Data for processing:
========================================================================

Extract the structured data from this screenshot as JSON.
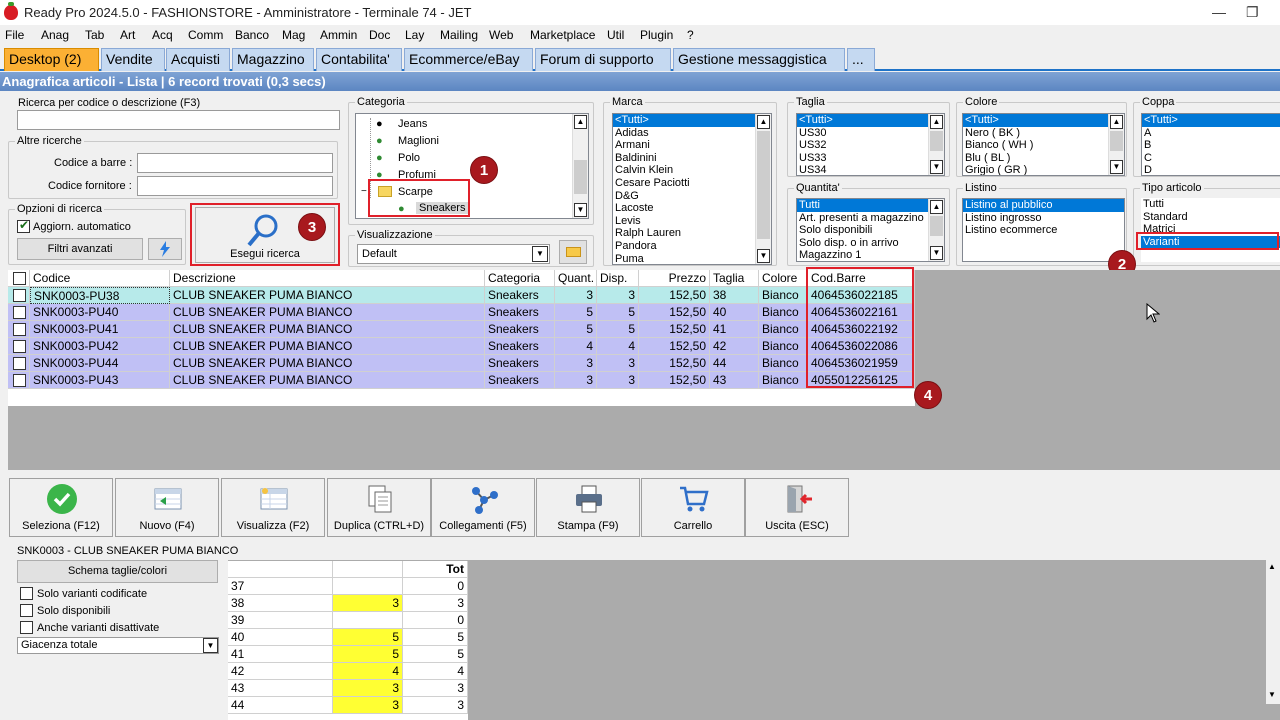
{
  "window": {
    "title": "Ready Pro 2024.5.0 - FASHIONSTORE - Amministratore - Terminale 74 - JET"
  },
  "menu": [
    "File",
    "Anag",
    "Tab",
    "Art",
    "Acq",
    "Comm",
    "Banco",
    "Mag",
    "Ammin",
    "Doc",
    "Lay",
    "Mailing",
    "Web",
    "Marketplace",
    "Util",
    "Plugin",
    "?"
  ],
  "tabs": [
    "Desktop (2)",
    "Vendite",
    "Acquisti",
    "Magazzino",
    "Contabilita'",
    "Ecommerce/eBay",
    "Forum di supporto",
    "Gestione messaggistica",
    "..."
  ],
  "header": {
    "title": "Anagrafica articoli  - Lista | 6 record trovati (0,3 secs)"
  },
  "search": {
    "label": "Ricerca per codice o descrizione (F3)",
    "value": ""
  },
  "altre": {
    "label": "Altre ricerche",
    "barcode_label": "Codice a barre :",
    "supplier_label": "Codice fornitore :"
  },
  "options": {
    "label": "Opzioni di ricerca",
    "auto_label": "Aggiorn. automatico",
    "filters_label": "Filtri avanzati",
    "run_label": "Esegui ricerca"
  },
  "categoria": {
    "label": "Categoria",
    "items": [
      "Jeans",
      "Maglioni",
      "Polo",
      "Profumi",
      "Scarpe",
      "Sneakers"
    ]
  },
  "visualizzazione": {
    "label": "Visualizzazione",
    "value": "Default"
  },
  "marca": {
    "label": "Marca",
    "items": [
      "<Tutti>",
      "Adidas",
      "Armani",
      "Baldinini",
      "Calvin Klein",
      "Cesare Paciotti",
      "D&G",
      "Lacoste",
      "Levis",
      "Ralph Lauren",
      "Pandora",
      "Puma"
    ]
  },
  "taglia": {
    "label": "Taglia",
    "items": [
      "<Tutti>",
      "US30",
      "US32",
      "US33",
      "US34"
    ]
  },
  "colore": {
    "label": "Colore",
    "items": [
      "<Tutti>",
      "Nero ( BK )",
      "Bianco ( WH )",
      "Blu ( BL )",
      "Grigio ( GR )"
    ]
  },
  "coppa": {
    "label": "Coppa",
    "items": [
      "<Tutti>",
      "A",
      "B",
      "C",
      "D"
    ]
  },
  "quantita": {
    "label": "Quantita'",
    "items": [
      "Tutti",
      "Art. presenti a magazzino",
      "Solo disponibili",
      "Solo disp. o in arrivo",
      "Magazzino 1"
    ]
  },
  "listino": {
    "label": "Listino",
    "items": [
      "Listino al pubblico",
      "Listino ingrosso",
      "Listino ecommerce"
    ]
  },
  "tipo": {
    "label": "Tipo articolo",
    "items": [
      "Tutti",
      "Standard",
      "Matrici",
      "Varianti"
    ]
  },
  "markers": [
    "1",
    "2",
    "3",
    "4"
  ],
  "grid": {
    "headers": [
      "Codice",
      "Descrizione",
      "Categoria",
      "Quant.",
      "Disp.",
      "Prezzo",
      "Taglia",
      "Colore",
      "Cod.Barre"
    ],
    "rows": [
      [
        "SNK0003-PU38",
        "CLUB SNEAKER PUMA BIANCO",
        "Sneakers",
        "3",
        "3",
        "152,50",
        "38",
        "Bianco",
        "4064536022185"
      ],
      [
        "SNK0003-PU40",
        "CLUB SNEAKER PUMA BIANCO",
        "Sneakers",
        "5",
        "5",
        "152,50",
        "40",
        "Bianco",
        "4064536022161"
      ],
      [
        "SNK0003-PU41",
        "CLUB SNEAKER PUMA BIANCO",
        "Sneakers",
        "5",
        "5",
        "152,50",
        "41",
        "Bianco",
        "4064536022192"
      ],
      [
        "SNK0003-PU42",
        "CLUB SNEAKER PUMA BIANCO",
        "Sneakers",
        "4",
        "4",
        "152,50",
        "42",
        "Bianco",
        "4064536022086"
      ],
      [
        "SNK0003-PU44",
        "CLUB SNEAKER PUMA BIANCO",
        "Sneakers",
        "3",
        "3",
        "152,50",
        "44",
        "Bianco",
        "4064536021959"
      ],
      [
        "SNK0003-PU43",
        "CLUB SNEAKER PUMA BIANCO",
        "Sneakers",
        "3",
        "3",
        "152,50",
        "43",
        "Bianco",
        "4055012256125"
      ]
    ]
  },
  "toolbar": [
    "Seleziona (F12)",
    "Nuovo (F4)",
    "Visualizza (F2)",
    "Duplica (CTRL+D)",
    "Collegamenti (F5)",
    "Stampa (F9)",
    "Carrello",
    "Uscita (ESC)"
  ],
  "detail": {
    "title": "SNK0003 - CLUB SNEAKER PUMA BIANCO",
    "schema_label": "Schema taglie/colori",
    "chk1": "Solo varianti codificate",
    "chk2": "Solo disponibili",
    "chk3": "Anche varianti disattivate",
    "giacenza": "Giacenza totale",
    "tot_header": "Tot",
    "rows": [
      [
        "37",
        "",
        "0"
      ],
      [
        "38",
        "3",
        "3"
      ],
      [
        "39",
        "",
        "0"
      ],
      [
        "40",
        "5",
        "5"
      ],
      [
        "41",
        "5",
        "5"
      ],
      [
        "42",
        "4",
        "4"
      ],
      [
        "43",
        "3",
        "3"
      ],
      [
        "44",
        "3",
        "3"
      ]
    ]
  }
}
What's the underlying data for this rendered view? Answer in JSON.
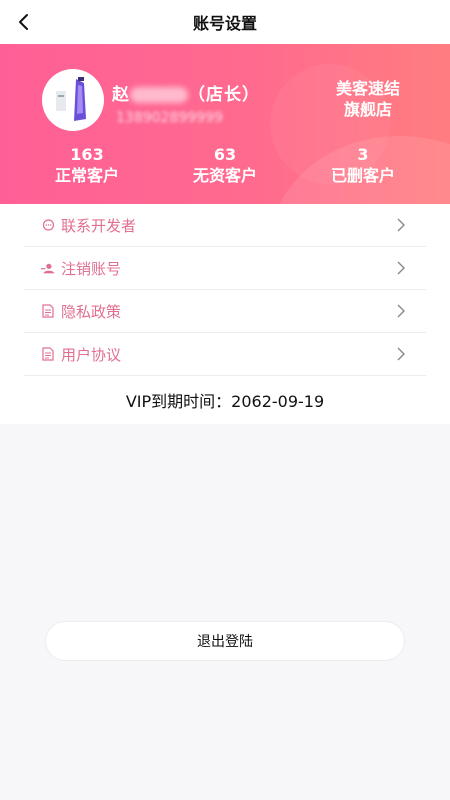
{
  "nav": {
    "title": "账号设置"
  },
  "profile": {
    "name": "赵",
    "name_suffix": "（店长）",
    "phone": "138902899999",
    "shop_line1": "美客速结",
    "shop_line2": "旗舰店"
  },
  "stats": [
    {
      "value": "163",
      "label": "正常客户"
    },
    {
      "value": "63",
      "label": "无资客户"
    },
    {
      "value": "3",
      "label": "已删客户"
    }
  ],
  "menu": [
    {
      "label": "联系开发者",
      "icon": "chat-icon"
    },
    {
      "label": "注销账号",
      "icon": "user-remove-icon"
    },
    {
      "label": "隐私政策",
      "icon": "document-icon"
    },
    {
      "label": "用户协议",
      "icon": "document-icon"
    }
  ],
  "vip": {
    "text": "VIP到期时间：2062-09-19"
  },
  "logout": {
    "label": "退出登陆"
  },
  "colors": {
    "accent": "#ff5f96",
    "menu_text": "#e07090"
  }
}
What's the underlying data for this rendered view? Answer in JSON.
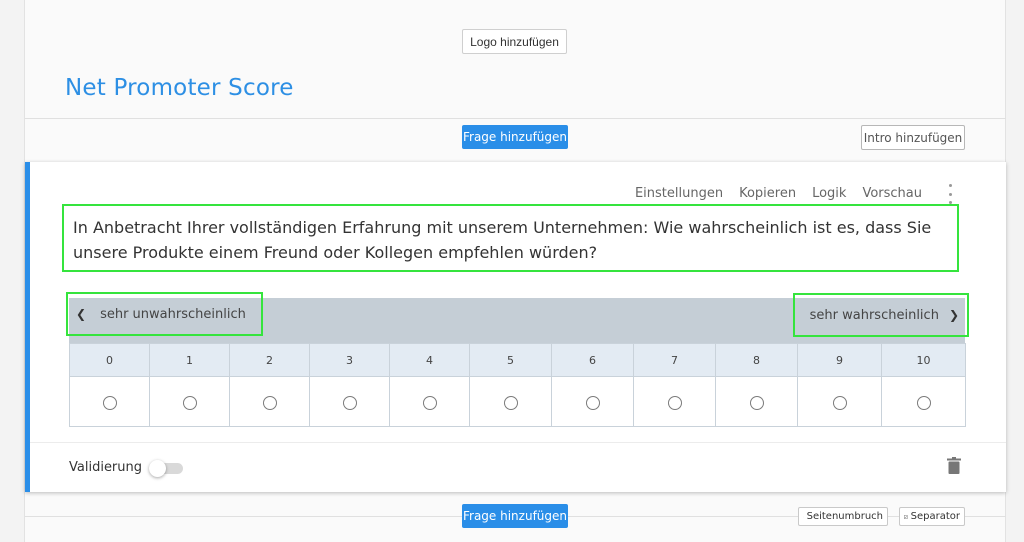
{
  "header": {
    "logo_button": "Logo hinzufügen",
    "survey_title": "Net Promoter Score"
  },
  "toolbar_top": {
    "add_question": "Frage hinzufügen",
    "add_intro": "Intro hinzufügen"
  },
  "question": {
    "actions": [
      "Einstellungen",
      "Kopieren",
      "Logik",
      "Vorschau"
    ],
    "text": "In Anbetracht Ihrer vollständigen Erfahrung mit unserem Unternehmen: Wie wahrscheinlich ist es, dass Sie unsere Produkte einem Freund oder Kollegen empfehlen würden?",
    "scale_left_label": "sehr unwahrscheinlich",
    "scale_right_label": "sehr wahrscheinlich",
    "scale_values": [
      "0",
      "1",
      "2",
      "3",
      "4",
      "5",
      "6",
      "7",
      "8",
      "9",
      "10"
    ],
    "validation_label": "Validierung",
    "validation_enabled": false
  },
  "toolbar_bottom": {
    "add_question": "Frage hinzufügen",
    "page_break": "Seitenumbruch",
    "separator": "Separator"
  },
  "colors": {
    "accent": "#2a8ee8",
    "highlight": "#35e43d",
    "scale_bar": "#c5ced6"
  }
}
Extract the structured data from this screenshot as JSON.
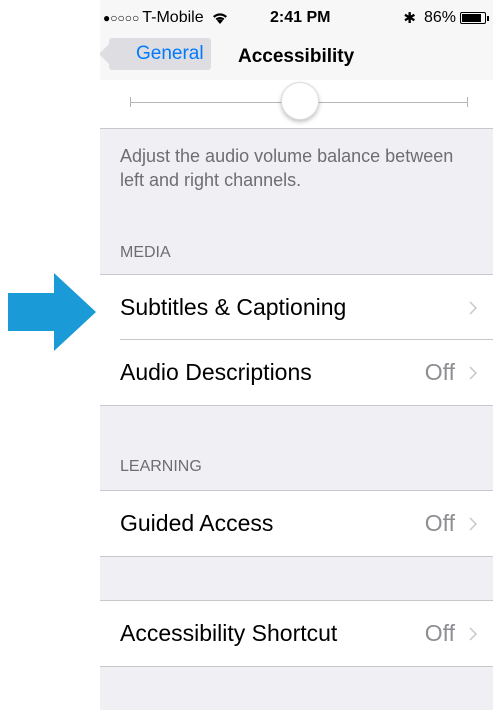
{
  "status_bar": {
    "signal_dots": "●○○○○",
    "carrier": "T-Mobile",
    "time": "2:41 PM",
    "bluetooth_icon": "bluetooth-icon",
    "battery_percent": "86%",
    "battery_level": 0.86
  },
  "nav": {
    "back_label": "General",
    "title": "Accessibility"
  },
  "balance_slider": {
    "value": 0.5
  },
  "balance_footer": "Adjust the audio volume balance between left and right channels.",
  "sections": {
    "media": {
      "header": "MEDIA",
      "items": [
        {
          "label": "Subtitles & Captioning",
          "value": ""
        },
        {
          "label": "Audio Descriptions",
          "value": "Off"
        }
      ]
    },
    "learning": {
      "header": "LEARNING",
      "items": [
        {
          "label": "Guided Access",
          "value": "Off"
        }
      ]
    },
    "shortcut": {
      "items": [
        {
          "label": "Accessibility Shortcut",
          "value": "Off"
        }
      ]
    }
  },
  "colors": {
    "accent": "#007aff",
    "annotation_arrow": "#1a9ad6",
    "background": "#efeff4"
  }
}
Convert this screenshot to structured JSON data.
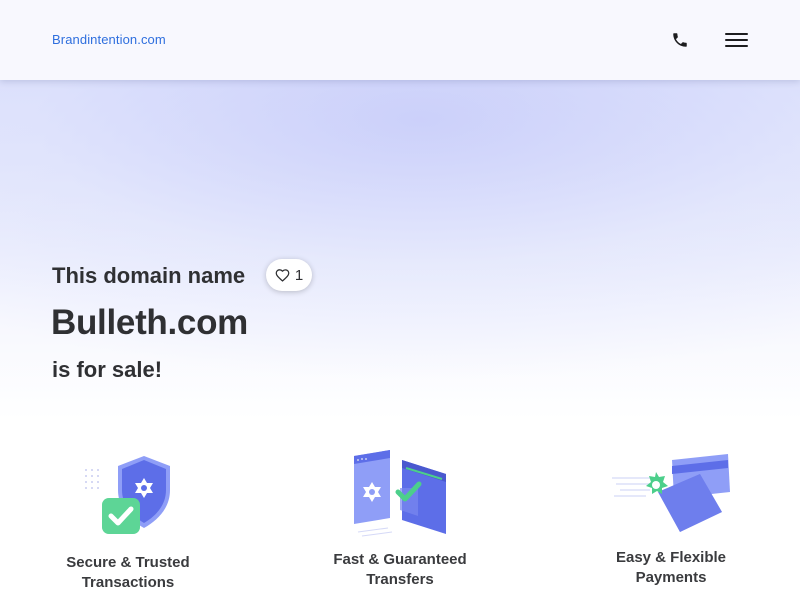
{
  "header": {
    "brand": "Brandintention.com",
    "phone_icon": "phone-icon",
    "menu_icon": "hamburger-menu-icon"
  },
  "hero": {
    "line1": "This domain name",
    "domain": "Bulleth.com",
    "line3": "is for sale!",
    "likes": {
      "icon": "heart-icon",
      "count": "1"
    }
  },
  "features": [
    {
      "icon": "shield-check-icon",
      "line1": "Secure & Trusted",
      "line2": "Transactions"
    },
    {
      "icon": "transfer-windows-icon",
      "line1": "Fast & Guaranteed",
      "line2": "Transfers"
    },
    {
      "icon": "credit-cards-icon",
      "line1": "Easy & Flexible",
      "line2": "Payments"
    }
  ],
  "colors": {
    "brand_link": "#2f6fde",
    "text": "#2f3033",
    "accent_blue": "#5d6ee8",
    "accent_green": "#4ccf8b"
  }
}
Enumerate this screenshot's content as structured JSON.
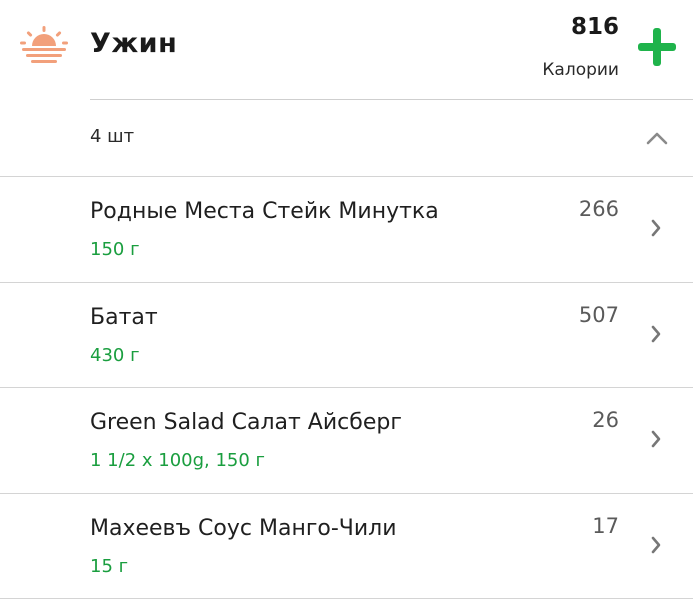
{
  "colors": {
    "accent": "#1fb34b",
    "portion": "#1a9e3f",
    "sun": "#f2a07b"
  },
  "header": {
    "icon": "sunset-icon",
    "title": "Ужин",
    "calories_total": "816",
    "calories_label": "Калории",
    "add_icon": "plus-icon"
  },
  "summary": {
    "count": "4 шт",
    "toggle_icon": "chevron-up-icon"
  },
  "items": [
    {
      "name": "Родные Места Стейк Минутка",
      "portion": "150 г",
      "calories": "266"
    },
    {
      "name": "Батат",
      "portion": "430 г",
      "calories": "507"
    },
    {
      "name": "Green Salad Салат Айсберг",
      "portion": "1 1/2 x 100g, 150 г",
      "calories": "26"
    },
    {
      "name": "Махеевъ Соус Манго-Чили",
      "portion": "15 г",
      "calories": "17"
    }
  ]
}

========================================================================

Problem details: Read the data above. Pull out each line in which the string "domain" appears.

Answer to the task:
    "line1": "This domain name",
    "domain": "Bulleth.com",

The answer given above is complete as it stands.